◆ **What to produce**
A line counts if it contains the string "this"; say how many such lines there are, giving only the number.

Items from a dataset:
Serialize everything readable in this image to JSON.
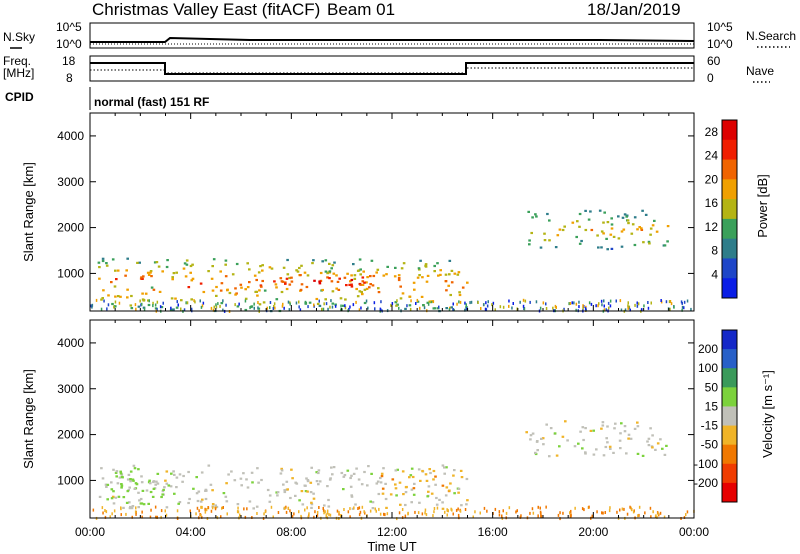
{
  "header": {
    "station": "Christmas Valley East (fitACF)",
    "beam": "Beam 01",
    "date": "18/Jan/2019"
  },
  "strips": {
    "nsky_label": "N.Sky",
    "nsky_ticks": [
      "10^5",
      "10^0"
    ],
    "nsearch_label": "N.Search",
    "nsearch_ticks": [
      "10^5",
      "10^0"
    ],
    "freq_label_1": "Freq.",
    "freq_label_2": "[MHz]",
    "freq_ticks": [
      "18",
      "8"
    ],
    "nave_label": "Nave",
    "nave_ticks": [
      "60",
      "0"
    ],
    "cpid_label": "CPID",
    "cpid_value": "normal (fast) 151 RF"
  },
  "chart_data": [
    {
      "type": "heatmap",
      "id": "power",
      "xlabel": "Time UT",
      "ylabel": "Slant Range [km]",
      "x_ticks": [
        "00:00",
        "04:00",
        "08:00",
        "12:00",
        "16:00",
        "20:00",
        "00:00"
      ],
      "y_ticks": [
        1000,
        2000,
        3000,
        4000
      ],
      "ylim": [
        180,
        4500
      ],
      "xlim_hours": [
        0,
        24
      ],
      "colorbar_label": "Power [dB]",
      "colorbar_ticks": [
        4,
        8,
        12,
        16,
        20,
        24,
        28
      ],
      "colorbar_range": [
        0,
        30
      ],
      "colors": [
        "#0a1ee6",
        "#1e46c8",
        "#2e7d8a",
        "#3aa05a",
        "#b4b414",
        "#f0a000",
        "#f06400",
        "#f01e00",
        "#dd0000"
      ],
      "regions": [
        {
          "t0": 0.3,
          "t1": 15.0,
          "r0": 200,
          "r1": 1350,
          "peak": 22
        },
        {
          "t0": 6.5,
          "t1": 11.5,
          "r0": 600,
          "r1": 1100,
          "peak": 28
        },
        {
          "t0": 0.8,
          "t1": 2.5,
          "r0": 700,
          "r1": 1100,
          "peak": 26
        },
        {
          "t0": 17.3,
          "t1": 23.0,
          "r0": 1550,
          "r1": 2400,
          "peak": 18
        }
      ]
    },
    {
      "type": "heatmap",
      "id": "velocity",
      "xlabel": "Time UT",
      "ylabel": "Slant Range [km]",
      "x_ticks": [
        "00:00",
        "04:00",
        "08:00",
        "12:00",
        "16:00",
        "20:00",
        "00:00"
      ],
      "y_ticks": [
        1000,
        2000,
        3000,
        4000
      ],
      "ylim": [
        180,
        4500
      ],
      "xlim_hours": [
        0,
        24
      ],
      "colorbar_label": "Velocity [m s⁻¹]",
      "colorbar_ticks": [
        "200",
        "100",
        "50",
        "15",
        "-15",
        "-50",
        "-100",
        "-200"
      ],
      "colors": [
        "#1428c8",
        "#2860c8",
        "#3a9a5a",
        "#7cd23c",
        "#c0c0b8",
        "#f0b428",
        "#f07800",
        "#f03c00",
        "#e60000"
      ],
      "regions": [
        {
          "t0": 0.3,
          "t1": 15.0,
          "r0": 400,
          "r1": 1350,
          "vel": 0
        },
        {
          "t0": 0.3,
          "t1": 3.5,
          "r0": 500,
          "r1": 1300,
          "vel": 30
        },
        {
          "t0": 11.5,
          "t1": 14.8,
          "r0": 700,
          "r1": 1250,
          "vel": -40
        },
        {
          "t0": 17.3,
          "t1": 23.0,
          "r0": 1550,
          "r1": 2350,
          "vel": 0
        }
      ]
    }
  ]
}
---
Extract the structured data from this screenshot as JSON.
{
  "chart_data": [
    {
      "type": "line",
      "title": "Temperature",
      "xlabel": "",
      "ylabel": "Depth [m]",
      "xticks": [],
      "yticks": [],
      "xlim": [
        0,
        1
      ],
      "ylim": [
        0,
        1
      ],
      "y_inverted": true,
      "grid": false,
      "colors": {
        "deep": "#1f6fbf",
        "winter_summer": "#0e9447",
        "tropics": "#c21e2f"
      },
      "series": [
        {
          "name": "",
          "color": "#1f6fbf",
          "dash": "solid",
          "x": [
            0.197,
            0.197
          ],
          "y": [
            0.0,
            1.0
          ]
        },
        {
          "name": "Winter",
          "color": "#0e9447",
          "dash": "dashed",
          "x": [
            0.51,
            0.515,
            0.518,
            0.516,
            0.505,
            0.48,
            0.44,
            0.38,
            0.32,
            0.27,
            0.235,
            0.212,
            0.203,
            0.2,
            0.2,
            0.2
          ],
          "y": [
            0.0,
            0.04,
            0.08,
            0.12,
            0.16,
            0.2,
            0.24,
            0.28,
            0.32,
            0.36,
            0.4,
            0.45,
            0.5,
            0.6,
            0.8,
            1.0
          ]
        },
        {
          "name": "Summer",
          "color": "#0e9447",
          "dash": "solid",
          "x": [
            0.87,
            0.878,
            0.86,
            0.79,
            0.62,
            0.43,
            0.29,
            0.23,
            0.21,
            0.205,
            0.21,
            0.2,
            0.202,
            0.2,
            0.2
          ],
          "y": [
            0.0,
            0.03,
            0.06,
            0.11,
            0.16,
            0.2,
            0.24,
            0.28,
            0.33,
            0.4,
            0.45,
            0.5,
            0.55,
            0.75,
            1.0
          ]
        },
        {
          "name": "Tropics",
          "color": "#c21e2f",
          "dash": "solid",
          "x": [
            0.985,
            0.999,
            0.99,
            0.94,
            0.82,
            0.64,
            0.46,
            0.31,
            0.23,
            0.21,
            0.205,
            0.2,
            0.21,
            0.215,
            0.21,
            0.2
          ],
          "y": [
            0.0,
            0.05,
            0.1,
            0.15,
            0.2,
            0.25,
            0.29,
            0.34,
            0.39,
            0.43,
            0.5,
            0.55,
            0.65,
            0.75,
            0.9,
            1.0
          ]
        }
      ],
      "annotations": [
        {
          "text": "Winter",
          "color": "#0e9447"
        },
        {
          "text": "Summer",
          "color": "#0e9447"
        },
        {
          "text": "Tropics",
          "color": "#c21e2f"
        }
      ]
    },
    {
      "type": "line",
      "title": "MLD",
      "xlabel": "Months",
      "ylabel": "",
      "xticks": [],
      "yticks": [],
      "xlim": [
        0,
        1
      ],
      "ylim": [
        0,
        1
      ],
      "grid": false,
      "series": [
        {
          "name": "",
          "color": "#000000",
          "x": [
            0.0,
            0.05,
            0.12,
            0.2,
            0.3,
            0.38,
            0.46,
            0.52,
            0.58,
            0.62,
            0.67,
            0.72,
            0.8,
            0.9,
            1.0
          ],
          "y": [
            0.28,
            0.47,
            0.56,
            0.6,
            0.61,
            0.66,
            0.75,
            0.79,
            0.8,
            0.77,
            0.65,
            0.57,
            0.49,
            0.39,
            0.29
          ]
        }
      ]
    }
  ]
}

◆ **Task result**
2